┌──
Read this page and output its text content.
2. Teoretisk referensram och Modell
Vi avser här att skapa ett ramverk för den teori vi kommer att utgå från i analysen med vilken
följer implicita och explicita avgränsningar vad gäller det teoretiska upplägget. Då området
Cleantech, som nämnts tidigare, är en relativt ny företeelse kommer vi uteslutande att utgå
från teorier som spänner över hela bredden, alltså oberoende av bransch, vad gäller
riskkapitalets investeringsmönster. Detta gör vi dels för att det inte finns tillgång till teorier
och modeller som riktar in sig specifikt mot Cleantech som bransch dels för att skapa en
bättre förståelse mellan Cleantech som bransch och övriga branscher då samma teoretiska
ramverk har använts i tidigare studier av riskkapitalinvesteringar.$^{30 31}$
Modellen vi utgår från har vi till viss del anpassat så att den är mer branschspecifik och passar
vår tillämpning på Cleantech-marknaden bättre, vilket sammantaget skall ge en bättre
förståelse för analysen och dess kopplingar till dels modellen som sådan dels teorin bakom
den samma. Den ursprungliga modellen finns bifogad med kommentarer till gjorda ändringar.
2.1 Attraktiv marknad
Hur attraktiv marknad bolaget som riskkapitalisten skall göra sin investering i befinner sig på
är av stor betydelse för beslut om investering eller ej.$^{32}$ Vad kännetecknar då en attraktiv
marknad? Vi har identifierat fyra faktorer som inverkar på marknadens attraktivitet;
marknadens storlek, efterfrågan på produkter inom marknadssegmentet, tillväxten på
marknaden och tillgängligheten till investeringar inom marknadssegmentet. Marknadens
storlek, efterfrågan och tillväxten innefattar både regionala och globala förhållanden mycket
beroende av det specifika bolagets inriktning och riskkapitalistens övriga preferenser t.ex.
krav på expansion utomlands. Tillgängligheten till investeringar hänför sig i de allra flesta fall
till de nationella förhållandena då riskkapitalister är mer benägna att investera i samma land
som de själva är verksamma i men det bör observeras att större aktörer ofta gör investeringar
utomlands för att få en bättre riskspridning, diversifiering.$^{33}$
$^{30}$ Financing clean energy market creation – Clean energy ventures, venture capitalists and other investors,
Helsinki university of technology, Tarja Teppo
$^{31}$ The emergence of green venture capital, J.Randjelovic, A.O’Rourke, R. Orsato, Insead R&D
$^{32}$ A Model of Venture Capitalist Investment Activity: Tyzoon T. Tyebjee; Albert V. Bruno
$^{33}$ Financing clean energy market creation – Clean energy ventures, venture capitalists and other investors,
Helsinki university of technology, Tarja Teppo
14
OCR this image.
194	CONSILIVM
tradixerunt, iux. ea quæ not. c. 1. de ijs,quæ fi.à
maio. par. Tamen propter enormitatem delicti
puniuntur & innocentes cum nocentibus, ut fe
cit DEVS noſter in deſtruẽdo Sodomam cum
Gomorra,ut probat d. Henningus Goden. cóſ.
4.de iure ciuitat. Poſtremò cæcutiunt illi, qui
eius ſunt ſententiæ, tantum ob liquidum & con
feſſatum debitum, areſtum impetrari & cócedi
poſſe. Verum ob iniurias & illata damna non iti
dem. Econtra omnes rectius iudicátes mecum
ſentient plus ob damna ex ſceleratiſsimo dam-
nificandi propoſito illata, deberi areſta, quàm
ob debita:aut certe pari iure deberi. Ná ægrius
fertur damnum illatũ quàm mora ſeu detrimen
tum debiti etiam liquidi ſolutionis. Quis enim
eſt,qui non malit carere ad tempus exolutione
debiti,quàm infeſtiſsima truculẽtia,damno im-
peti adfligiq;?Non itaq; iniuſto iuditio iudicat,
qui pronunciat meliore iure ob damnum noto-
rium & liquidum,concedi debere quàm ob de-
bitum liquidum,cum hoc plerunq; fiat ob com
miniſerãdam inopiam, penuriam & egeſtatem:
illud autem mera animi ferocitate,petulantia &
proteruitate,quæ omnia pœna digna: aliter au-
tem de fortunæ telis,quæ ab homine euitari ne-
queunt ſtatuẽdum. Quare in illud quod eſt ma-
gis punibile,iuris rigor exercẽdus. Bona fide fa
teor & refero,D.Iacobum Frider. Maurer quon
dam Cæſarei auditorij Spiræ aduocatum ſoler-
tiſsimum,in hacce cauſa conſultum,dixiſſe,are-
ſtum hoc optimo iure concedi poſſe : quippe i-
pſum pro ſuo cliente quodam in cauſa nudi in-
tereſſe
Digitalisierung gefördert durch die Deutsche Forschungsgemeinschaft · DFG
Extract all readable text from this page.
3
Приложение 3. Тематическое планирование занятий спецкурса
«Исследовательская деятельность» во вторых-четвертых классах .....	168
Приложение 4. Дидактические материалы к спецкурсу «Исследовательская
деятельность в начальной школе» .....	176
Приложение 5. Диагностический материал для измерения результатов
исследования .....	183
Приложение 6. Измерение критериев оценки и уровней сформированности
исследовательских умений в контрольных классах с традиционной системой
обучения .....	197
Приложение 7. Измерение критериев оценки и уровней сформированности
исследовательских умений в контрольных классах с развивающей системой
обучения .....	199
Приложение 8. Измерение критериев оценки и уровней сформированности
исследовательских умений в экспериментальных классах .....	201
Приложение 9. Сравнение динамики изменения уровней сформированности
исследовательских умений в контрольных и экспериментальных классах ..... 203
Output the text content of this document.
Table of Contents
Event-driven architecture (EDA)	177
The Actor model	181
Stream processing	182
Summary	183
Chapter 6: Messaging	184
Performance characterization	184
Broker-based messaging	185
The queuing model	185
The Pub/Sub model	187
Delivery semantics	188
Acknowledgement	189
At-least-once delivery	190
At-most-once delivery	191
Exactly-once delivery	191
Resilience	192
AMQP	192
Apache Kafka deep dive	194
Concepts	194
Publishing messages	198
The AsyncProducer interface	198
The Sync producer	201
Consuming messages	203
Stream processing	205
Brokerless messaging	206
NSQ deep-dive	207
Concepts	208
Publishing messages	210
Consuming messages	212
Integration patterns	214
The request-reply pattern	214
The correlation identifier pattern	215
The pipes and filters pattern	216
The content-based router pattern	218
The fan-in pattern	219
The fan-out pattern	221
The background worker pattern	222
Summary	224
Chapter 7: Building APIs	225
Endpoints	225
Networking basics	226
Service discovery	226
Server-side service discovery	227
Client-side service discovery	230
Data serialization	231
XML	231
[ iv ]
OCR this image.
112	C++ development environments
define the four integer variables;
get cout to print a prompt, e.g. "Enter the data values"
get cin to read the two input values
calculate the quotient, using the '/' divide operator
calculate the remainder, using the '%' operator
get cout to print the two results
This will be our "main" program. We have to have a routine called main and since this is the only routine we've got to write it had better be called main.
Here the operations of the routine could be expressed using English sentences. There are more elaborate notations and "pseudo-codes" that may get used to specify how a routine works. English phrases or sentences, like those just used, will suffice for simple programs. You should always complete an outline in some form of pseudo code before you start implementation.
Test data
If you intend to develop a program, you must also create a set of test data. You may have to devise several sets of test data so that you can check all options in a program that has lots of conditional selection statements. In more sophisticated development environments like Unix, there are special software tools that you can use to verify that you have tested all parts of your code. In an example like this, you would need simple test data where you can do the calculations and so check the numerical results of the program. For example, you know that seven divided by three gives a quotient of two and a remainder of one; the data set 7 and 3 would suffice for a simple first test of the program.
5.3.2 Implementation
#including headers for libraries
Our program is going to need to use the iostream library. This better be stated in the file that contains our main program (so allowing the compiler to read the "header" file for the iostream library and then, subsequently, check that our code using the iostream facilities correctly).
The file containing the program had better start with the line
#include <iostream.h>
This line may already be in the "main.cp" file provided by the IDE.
└──
**Short exercise**
Show all lines from the listing above in which "skapa" appears.

**Solution below**
Vi avser här att skapa ett ramverk för den teori vi kommer att utgå från i analysen med vilken
och modeller som riktar in sig specifikt mot Cleantech som bransch dels för att skapa en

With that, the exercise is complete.